**Brief**.
Reproduce the records below exactly as they appear, omitting any pictures they contain.

**Material for this exercise**.
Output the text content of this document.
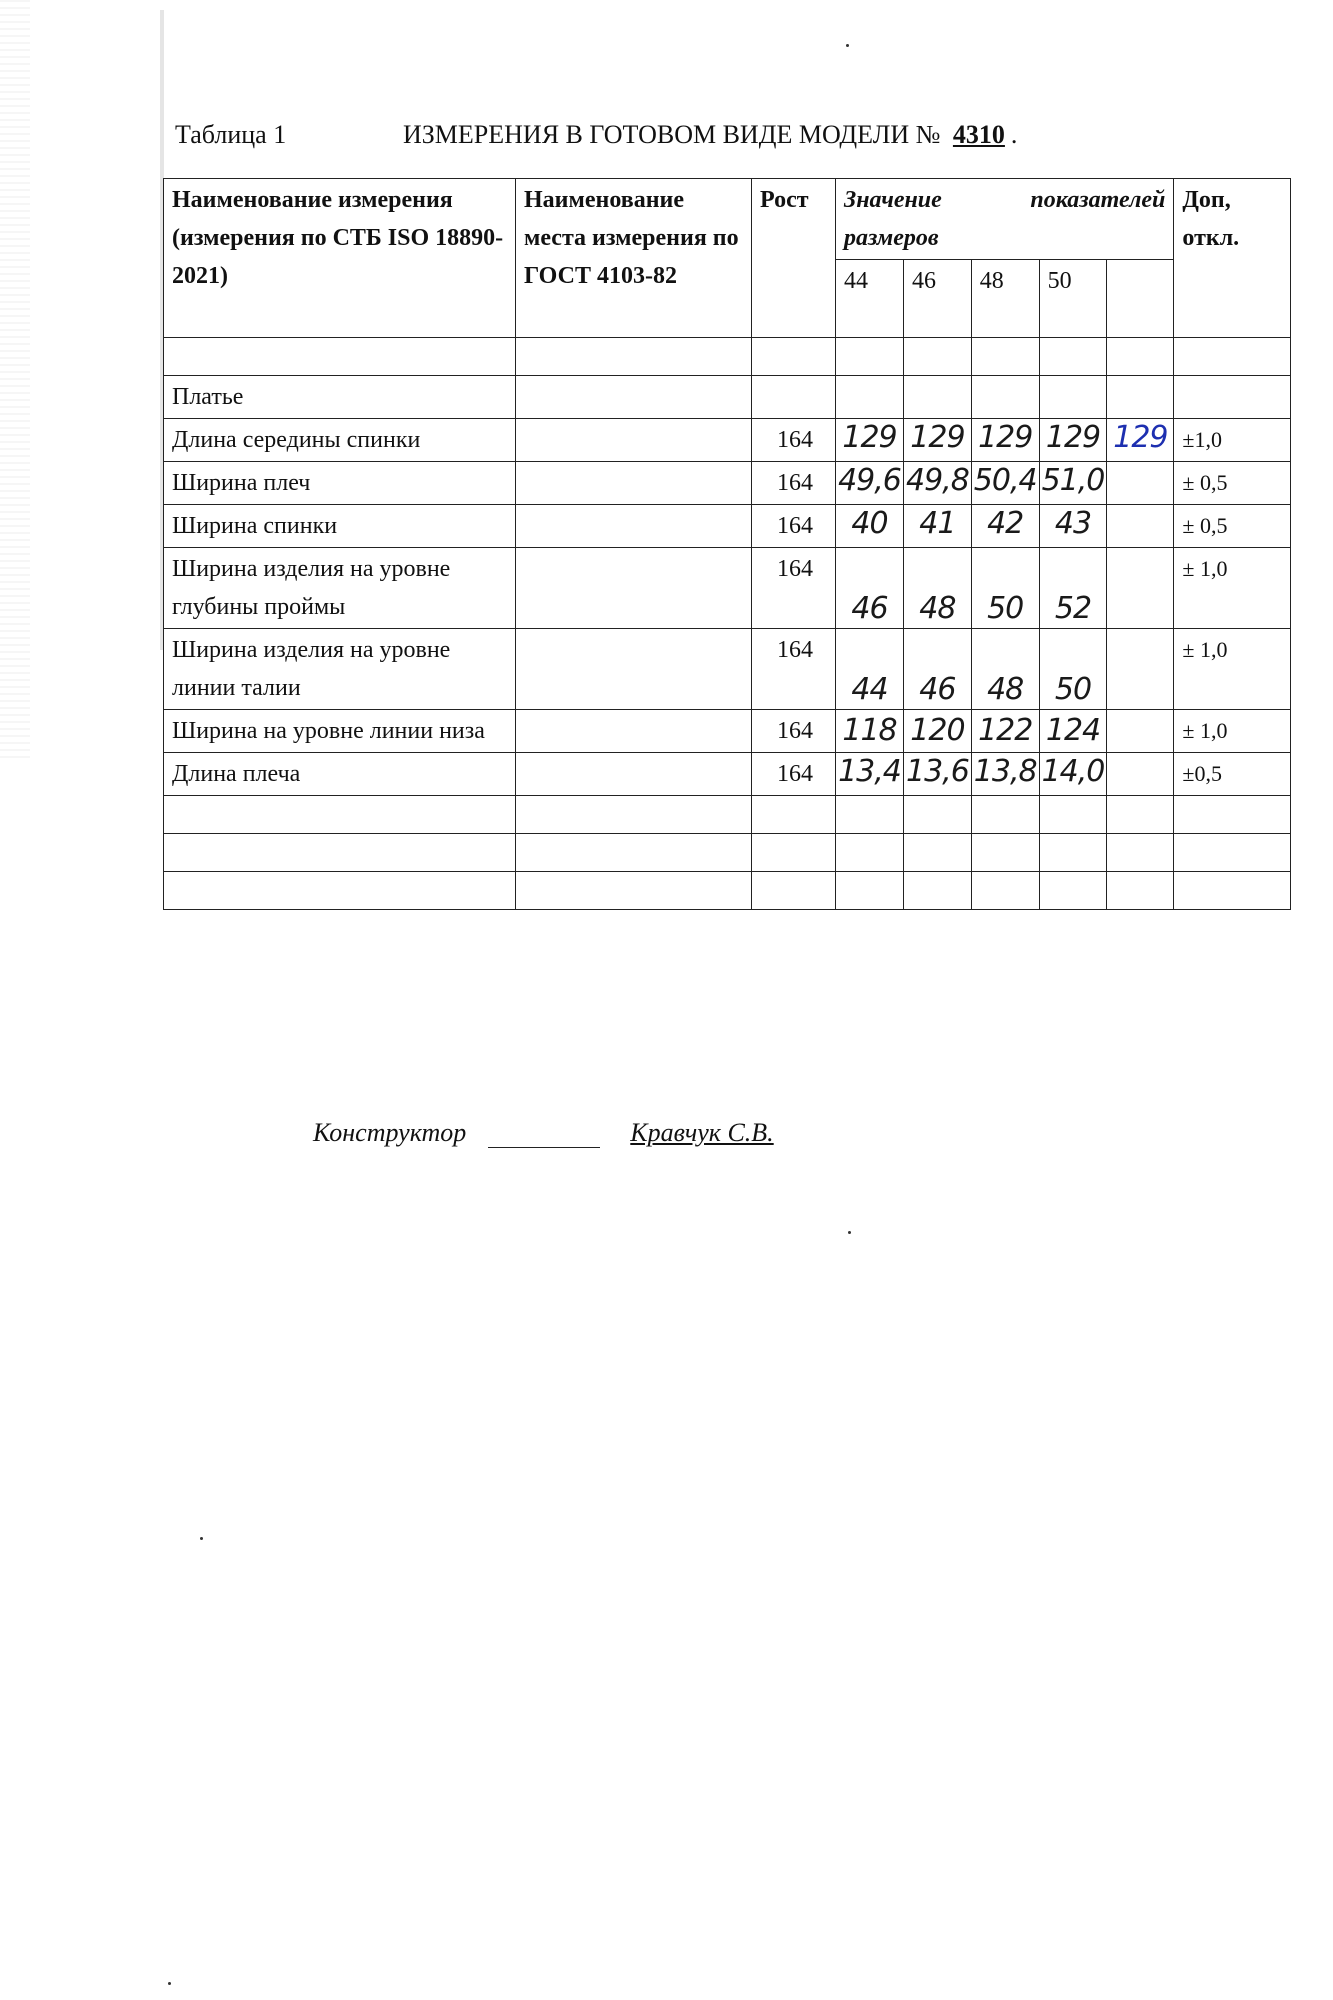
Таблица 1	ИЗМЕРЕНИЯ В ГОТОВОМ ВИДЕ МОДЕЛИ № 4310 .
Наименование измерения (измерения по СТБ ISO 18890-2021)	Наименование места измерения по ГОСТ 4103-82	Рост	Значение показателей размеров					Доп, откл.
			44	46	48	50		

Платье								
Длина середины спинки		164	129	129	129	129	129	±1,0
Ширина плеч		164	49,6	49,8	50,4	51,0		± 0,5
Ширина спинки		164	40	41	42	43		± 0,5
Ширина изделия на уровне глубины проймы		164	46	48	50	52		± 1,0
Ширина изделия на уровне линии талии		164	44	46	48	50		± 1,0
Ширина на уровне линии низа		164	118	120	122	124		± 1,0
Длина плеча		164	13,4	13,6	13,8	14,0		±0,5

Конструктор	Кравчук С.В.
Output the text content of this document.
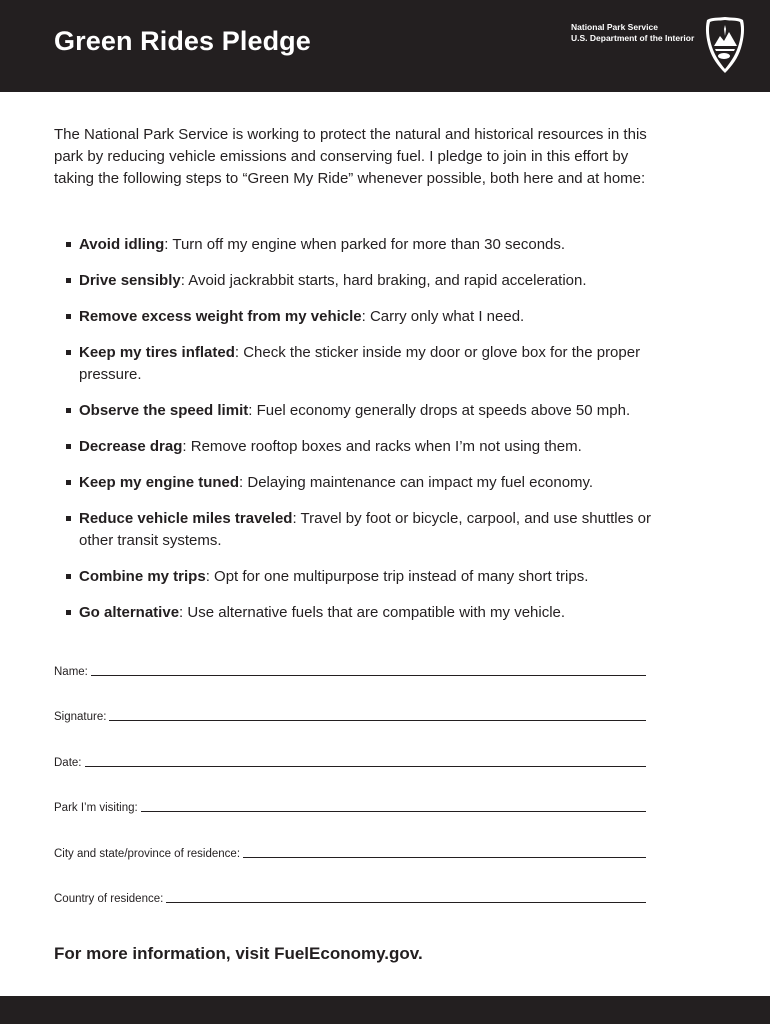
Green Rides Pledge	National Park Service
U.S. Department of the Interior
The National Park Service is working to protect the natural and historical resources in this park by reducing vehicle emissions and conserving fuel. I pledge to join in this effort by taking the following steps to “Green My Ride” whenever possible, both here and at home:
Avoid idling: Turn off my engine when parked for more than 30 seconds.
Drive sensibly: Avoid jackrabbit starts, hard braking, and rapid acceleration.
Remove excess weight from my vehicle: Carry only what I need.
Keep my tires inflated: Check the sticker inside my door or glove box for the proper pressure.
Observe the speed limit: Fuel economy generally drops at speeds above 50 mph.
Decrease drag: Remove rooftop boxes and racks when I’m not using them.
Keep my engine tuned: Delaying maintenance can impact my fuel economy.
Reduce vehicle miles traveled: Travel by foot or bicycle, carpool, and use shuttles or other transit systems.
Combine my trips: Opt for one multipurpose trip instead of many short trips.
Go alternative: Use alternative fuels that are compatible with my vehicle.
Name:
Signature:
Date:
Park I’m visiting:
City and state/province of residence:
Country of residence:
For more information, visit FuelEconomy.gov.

**Task response**.
Output the text content of this document.
Таблица 1	ИЗМЕРЕНИЯ В ГОТОВОМ ВИДЕ МОДЕЛИ № 4310 .
Наименование измерения (измерения по СТБ ISO 18890-2021)	Наименование места измерения по ГОСТ 4103-82	Рост	Значение показателей размеров					Доп, откл.
			44	46	48	50		

Платье								
Длина середины спинки		164	129	129	129	129	129	±1,0
Ширина плеч		164	49,6	49,8	50,4	51,0		± 0,5
Ширина спинки		164	40	41	42	43		± 0,5
Ширина изделия на уровне глубины проймы		164	46	48	50	52		± 1,0
Ширина изделия на уровне линии талии		164	44	46	48	50		± 1,0
Ширина на уровне линии низа		164	118	120	122	124		± 1,0
Длина плеча		164	13,4	13,6	13,8	14,0		±0,5

Конструктор	Кравчук С.В.
Output the text content of this document.
Green Rides Pledge	National Park Service
U.S. Department of the Interior
The National Park Service is working to protect the natural and historical resources in this park by reducing vehicle emissions and conserving fuel. I pledge to join in this effort by taking the following steps to “Green My Ride” whenever possible, both here and at home:
Avoid idling: Turn off my engine when parked for more than 30 seconds.
Drive sensibly: Avoid jackrabbit starts, hard braking, and rapid acceleration.
Remove excess weight from my vehicle: Carry only what I need.
Keep my tires inflated: Check the sticker inside my door or glove box for the proper pressure.
Observe the speed limit: Fuel economy generally drops at speeds above 50 mph.
Decrease drag: Remove rooftop boxes and racks when I’m not using them.
Keep my engine tuned: Delaying maintenance can impact my fuel economy.
Reduce vehicle miles traveled: Travel by foot or bicycle, carpool, and use shuttles or other transit systems.
Combine my trips: Opt for one multipurpose trip instead of many short trips.
Go alternative: Use alternative fuels that are compatible with my vehicle.
Name:
Signature:
Date:
Park I’m visiting:
City and state/province of residence:
Country of residence:
For more information, visit FuelEconomy.gov.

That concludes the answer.